Records of image elements and their boxes
▼

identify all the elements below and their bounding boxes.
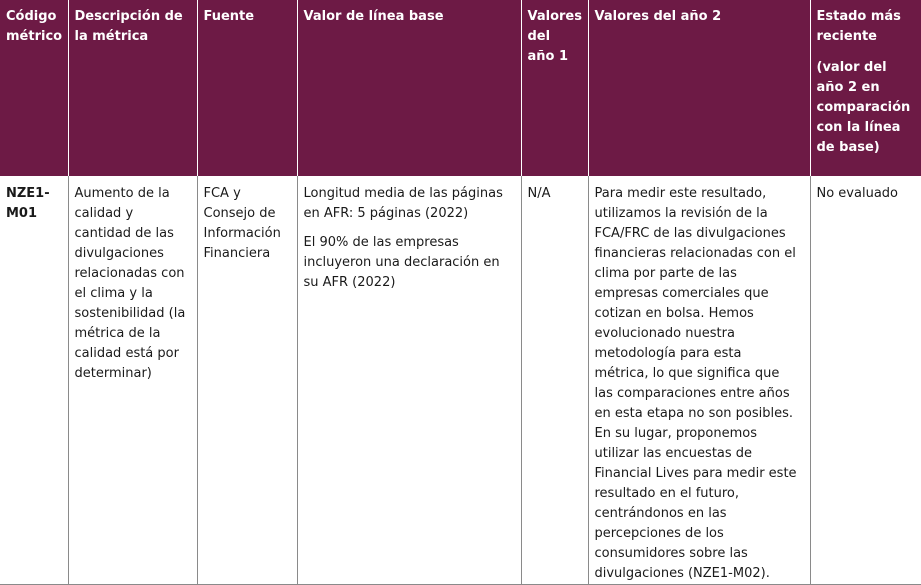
baseline-value-1: Longitud media de las páginas en AFR: 5 páginas (2022) bbox=[303, 186, 503, 221]
header-year2: Valores del año 2 bbox=[588, 0, 810, 176]
cell-status: No evaluado bbox=[810, 176, 921, 585]
cell-baseline bbox=[297, 176, 521, 585]
cell-code: NZE1-M01 bbox=[0, 176, 68, 585]
header-description: Descripción de la métrica bbox=[68, 0, 197, 176]
cell-year2: Para medir este resultado, utilizamos la revisión de la FCA/FRC de las divulgaciones financieras relacionadas con el clima por parte de las empresas comerciales que cotizan en bolsa. Hemos evolucionado nuestra metodología para esta métrica, lo que significa que las comparaciones entre años en esta etapa no son posibles. En su lugar, proponemos utilizar las encuestas de Financial Lives para medir este resultado en el futuro, centrándonos en las percepciones de los consumidores sobre las divulgaciones (NZE1-M02). bbox=[588, 176, 810, 585]
header-baseline: Valor de línea base bbox=[297, 0, 521, 176]
table-row bbox=[0, 176, 921, 585]
header-source: Fuente bbox=[197, 0, 297, 176]
table-body bbox=[0, 176, 921, 585]
header-status-label: Estado más reciente bbox=[816, 9, 901, 44]
header-status-note: (valor del año 2 en comparación con la línea de base) bbox=[816, 60, 911, 155]
table-header bbox=[0, 0, 921, 176]
header-code: Código métrico bbox=[0, 0, 68, 176]
header-year1: Valores del año 1 bbox=[521, 0, 588, 176]
baseline-value-2: El 90% de las empresas incluyeron una declaración en su AFR (2022) bbox=[303, 235, 500, 290]
header-row bbox=[0, 0, 921, 176]
header-status bbox=[810, 0, 921, 176]
cell-description: Aumento de la calidad y cantidad de las divulgaciones relacionadas con el clima y la sostenibilidad (la métrica de la calidad está por determinar) bbox=[68, 176, 197, 585]
cell-year1: N/A bbox=[521, 176, 588, 585]
cell-source: FCA y Consejo de Información Financiera bbox=[197, 176, 297, 585]
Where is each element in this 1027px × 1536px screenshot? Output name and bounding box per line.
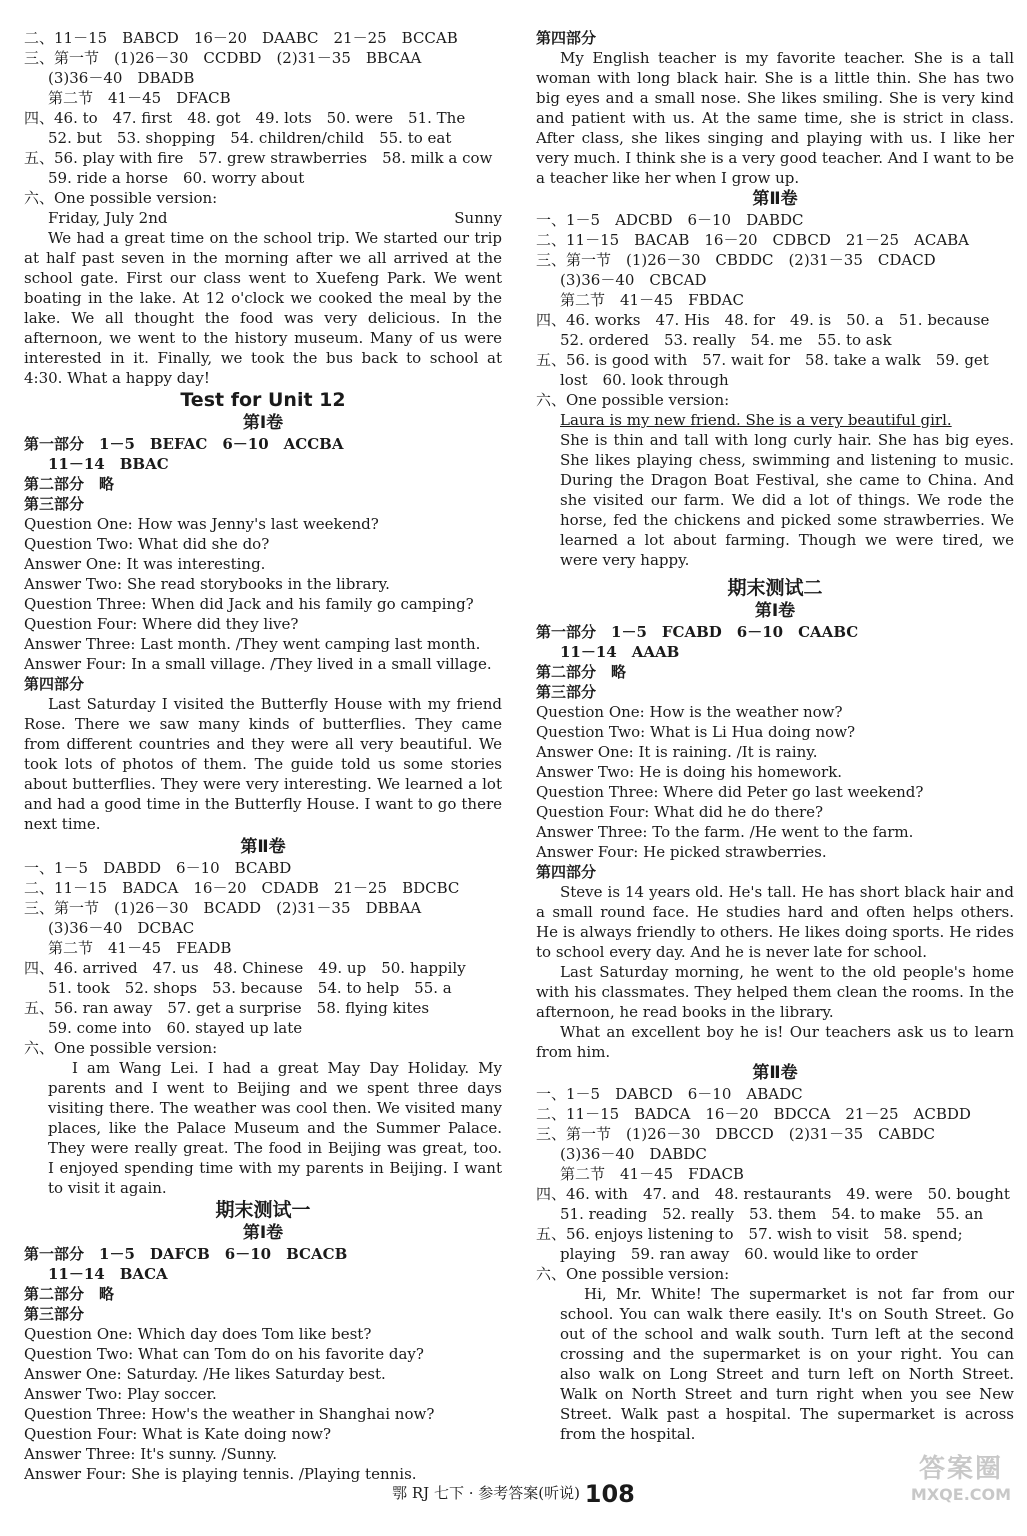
answer-line: 六、One possible version: [536,1265,730,1283]
answer-line: 四、46. with 47. and 48. restaurants 49. were 50. bought [536,1185,1010,1203]
essay-paragraph: She is thin and tall with long curly hair. She has big eyes. She likes playing chess, swimming and listening to music. During the Dragon Boat Festival, she came to China. And she visited our farm. We did a lot of things. We rode the horse, fed the chickens and picked some strawberries. We learned a lot about farming. Though we were tired, we were very happy. [560,431,1014,569]
section-subtitle: 第Ⅰ卷 [754,601,796,621]
section-title: Test for Unit 12 [180,389,346,411]
answer-line: 11－14 BACA [48,1265,168,1283]
qa-line: Answer Three: Last month. /They went camping last month. [24,635,481,653]
answer-line: 三、第一节 (1)26－30 DBCCD (2)31－35 CABDC [536,1125,935,1143]
answer-line: 三、第一节 (1)26－30 BCADD (2)31－35 DBBAA [24,899,422,917]
answer-line: 六、One possible version: [536,391,730,409]
diary-header [24,208,502,228]
answer-line: 二、11－15 BADCA 16－20 BDCCA 21－25 ACBDD [536,1105,971,1123]
answer-line: 二、11－15 BADCA 16－20 CDADB 21－25 BDCBC [24,879,460,897]
qa-line: Answer One: Saturday. /He likes Saturday best. [24,1365,386,1383]
answer-line: 五、56. enjoys listening to 57. wish to visit 58. spend; [536,1225,963,1243]
footer-label: 鄂 RJ 七下 · 参考答案(听说) [392,1484,580,1502]
answer-line: 二、11－15 BACAB 16－20 CDBCD 21－25 ACABA [536,231,970,249]
qa-line: Question Two: What is Li Hua doing now? [536,723,856,741]
answer-line: 第二部分 略 [24,1285,115,1303]
qa-line: Answer Two: Play soccer. [24,1385,217,1403]
answer-line: 四、46. works 47. His 48. for 49. is 50. a 51. because [536,311,990,329]
qa-line: Answer Four: She is playing tennis. /Playing tennis. [24,1465,417,1483]
watermark-url: MXQE.COM [910,1485,1012,1504]
qa-line: Question Three: When did Jack and his family go camping? [24,595,474,613]
answer-line: 第三部分 [24,1305,85,1323]
answer-line: 第二节 41－45 FEADB [48,939,232,957]
qa-line: Answer Four: He picked strawberries. [536,843,827,861]
diary-date: Friday, July 2nd [48,209,168,227]
essay-paragraph: My English teacher is my favorite teacher. She is a tall woman with long black hair. She is a little thin. She has two big eyes and a small nose. She likes smiling. She is very kind and patient with us. At the same time, she is strict in class. After class, she likes singing and playing with us. I like her very much. I think she is a very good teacher. And I want to be a teacher like her when I grow up. [536,49,1014,187]
answer-line: (3)36－40 DBADB [48,69,195,87]
answer-line: 第四部分 [536,29,597,47]
qa-line: Question One: How is the weather now? [536,703,843,721]
answer-line: 第二节 41－45 DFACB [48,89,231,107]
answer-line: 11－14 BBAC [48,455,169,473]
answer-line: (3)36－40 CBCAD [560,271,707,289]
answer-line: 四、46. to 47. first 48. got 49. lots 50. were 51. The [24,109,466,127]
qa-line: Answer One: It was interesting. [24,555,266,573]
page-number: 108 [584,1480,635,1508]
section-subtitle: 第Ⅱ卷 [752,189,798,209]
essay-paragraph: I am Wang Lei. I had a great May Day Holiday. My parents and I went to Beijing and we spent three days visiting there. The weather was cool then. We visited many places, like the Palace Museum and the Summer Palace. They were really great. The food in Beijing was great, too. I enjoyed spending time with my parents in Beijing. I want to visit it again. [48,1059,502,1197]
qa-line: Answer Four: In a small village. /They lived in a small village. [24,655,492,673]
right-column [536,28,1014,1444]
qa-line: Question One: How was Jenny's last weekend? [24,515,379,533]
qa-line: Answer Two: She read storybooks in the library. [24,575,390,593]
answer-line: 五、56. ran away 57. get a surprise 58. flying kites [24,999,430,1017]
essay-first-line: Laura is my new friend. She is a very beautiful girl. [560,411,952,429]
answer-line: 五、56. is good with 57. wait for 58. take a walk 59. get [536,351,989,369]
qa-line: Question Two: What did she do? [24,535,270,553]
answer-line: playing 59. ran away 60. would like to order [560,1245,918,1263]
answer-line: 一、1－5 DABDD 6－10 BCABD [24,859,292,877]
answer-line: 一、1－5 DABCD 6－10 ABADC [536,1085,803,1103]
answer-line: 52. but 53. shopping 54. children/child 55. to eat [48,129,452,147]
page-footer [0,1480,1027,1508]
essay-paragraph: Steve is 14 years old. He's tall. He has short black hair and a small round face. He studies hard and often helps others. He is always friendly to others. He likes doing sports. He rides to school every day. And he is never late for school. [536,883,1014,961]
watermark-text: 答案圈 [918,1454,1003,1484]
answer-line: 51. reading 52. really 53. them 54. to make 55. an [560,1205,984,1223]
qa-line: Answer Two: He is doing his homework. [536,763,843,781]
essay-paragraph: Hi, Mr. White! The supermarket is not far from our school. You can walk there easily. It's on South Street. Go out of the school and walk south. Turn left at the second crossing and the supermarket is on your right. You can also walk on Long Street and turn left on North Street. Walk on North Street and turn right when you see New Street. Walk past a hospital. The supermarket is across from the hospital. [560,1285,1014,1443]
answer-line: (3)36－40 DABDC [560,1145,707,1163]
section-subtitle: 第Ⅰ卷 [242,1223,284,1243]
answer-line: 三、第一节 (1)26－30 CBDDC (2)31－35 CDACD [536,251,936,269]
essay-paragraph: What an excellent boy he is! Our teachers ask us to learn from him. [536,1023,1014,1061]
answer-line: 第二部分 略 [536,663,627,681]
answer-line: 第二节 41－45 FBDAC [560,291,744,309]
answer-line: 六、One possible version: [24,189,218,207]
answer-line: 第四部分 [536,863,597,881]
answer-line: lost 60. look through [560,371,729,389]
answer-line: 第一部分 1－5 BEFAC 6－10 ACCBA [24,435,344,453]
section-title: 期末测试二 [727,577,823,599]
answer-line: 第一部分 1－5 DAFCB 6－10 BCACB [24,1245,348,1263]
answer-line: 一、1－5 ADCBD 6－10 DABDC [536,211,804,229]
qa-line: Question Four: What is Kate doing now? [24,1425,332,1443]
qa-line: Question Three: How's the weather in Shanghai now? [24,1405,435,1423]
qa-line: Question Four: Where did they live? [24,615,299,633]
answer-line: 51. took 52. shops 53. because 54. to help 55. a [48,979,452,997]
essay-paragraph: Last Saturday morning, he went to the old people's home with his classmates. They helped them clean the rooms. In the afternoon, he read books in the library. [536,963,1014,1021]
answer-line: 六、One possible version: [24,1039,218,1057]
qa-line: Question Two: What can Tom do on his favorite day? [24,1345,424,1363]
answer-line: 第二部分 略 [24,475,115,493]
section-subtitle: 第Ⅱ卷 [240,837,286,857]
answer-line: 第三部分 [536,683,597,701]
answer-line: 59. come into 60. stayed up late [48,1019,303,1037]
qa-line: Question One: Which day does Tom like best? [24,1325,372,1343]
answer-line: 59. ride a horse 60. worry about [48,169,305,187]
answer-line: 五、56. play with fire 57. grew strawberries 58. milk a cow [24,149,493,167]
section-subtitle: 第Ⅱ卷 [752,1063,798,1083]
answer-line: 四、46. arrived 47. us 48. Chinese 49. up 50. happily [24,959,466,977]
essay-paragraph: Last Saturday I visited the Butterfly House with my friend Rose. There we saw many kinds of butterflies. They came from different countries and they were all very beautiful. We took lots of photos of them. The guide told us some stories about butterflies. They were very interesting. We learned a lot and had a good time in the Butterfly House. I want to go there next time. [24,695,502,833]
answer-line: (3)36－40 DCBAC [48,919,195,937]
answer-line: 第一部分 1－5 FCABD 6－10 CAABC [536,623,859,641]
qa-line: Answer One: It is raining. /It is rainy. [536,743,818,761]
qa-line: Answer Three: To the farm. /He went to the farm. [536,823,914,841]
answer-line: 第四部分 [24,675,85,693]
answer-line: 第三部分 [24,495,85,513]
qa-line: Answer Three: It's sunny. /Sunny. [24,1445,278,1463]
answer-line: 三、第一节 (1)26－30 CCDBD (2)31－35 BBCAA [24,49,422,67]
left-column [24,28,502,1484]
section-title: 期末测试一 [215,1199,311,1221]
essay-paragraph: We had a great time on the school trip. We started our trip at half past seven in the morning after we all arrived at the school gate. First our class went to Xuefeng Park. We went boating in the lake. At 12 o'clock we cooked the meal by the lake. We all thought the food was very delicious. In the afternoon, we went to the history museum. Many of us were interested in it. Finally, we took the bus back to school at 4:30. What a happy day! [24,229,502,387]
answer-line: 52. ordered 53. really 54. me 55. to ask [560,331,892,349]
answer-line: 第二节 41－45 FDACB [560,1165,744,1183]
diary-weather: Sunny [454,209,502,227]
qa-line: Question Four: What did he do there? [536,803,824,821]
watermark-logo [905,1448,1017,1518]
qa-line: Question Three: Where did Peter go last weekend? [536,783,924,801]
answer-line: 二、11－15 BABCD 16－20 DAABC 21－25 BCCAB [24,29,458,47]
answer-line: 11－14 AAAB [560,643,680,661]
section-subtitle: 第Ⅰ卷 [242,413,284,433]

▲

_Exercise:_
Please identify each line of the material that contains the string "baseline" and copy those lines out. Case counts.

_Expected answer:_
baseline-value-1: Longitud media de las páginas en AFR: 5 páginas (2022) bbox=[303, 186, 503, 221]
cell-baseline bbox=[297, 176, 521, 585]
header-baseline: Valor de línea base bbox=[297, 0, 521, 176]
baseline-value-2: El 90% de las empresas incluyeron una declaración en su AFR (2022) bbox=[303, 235, 500, 290]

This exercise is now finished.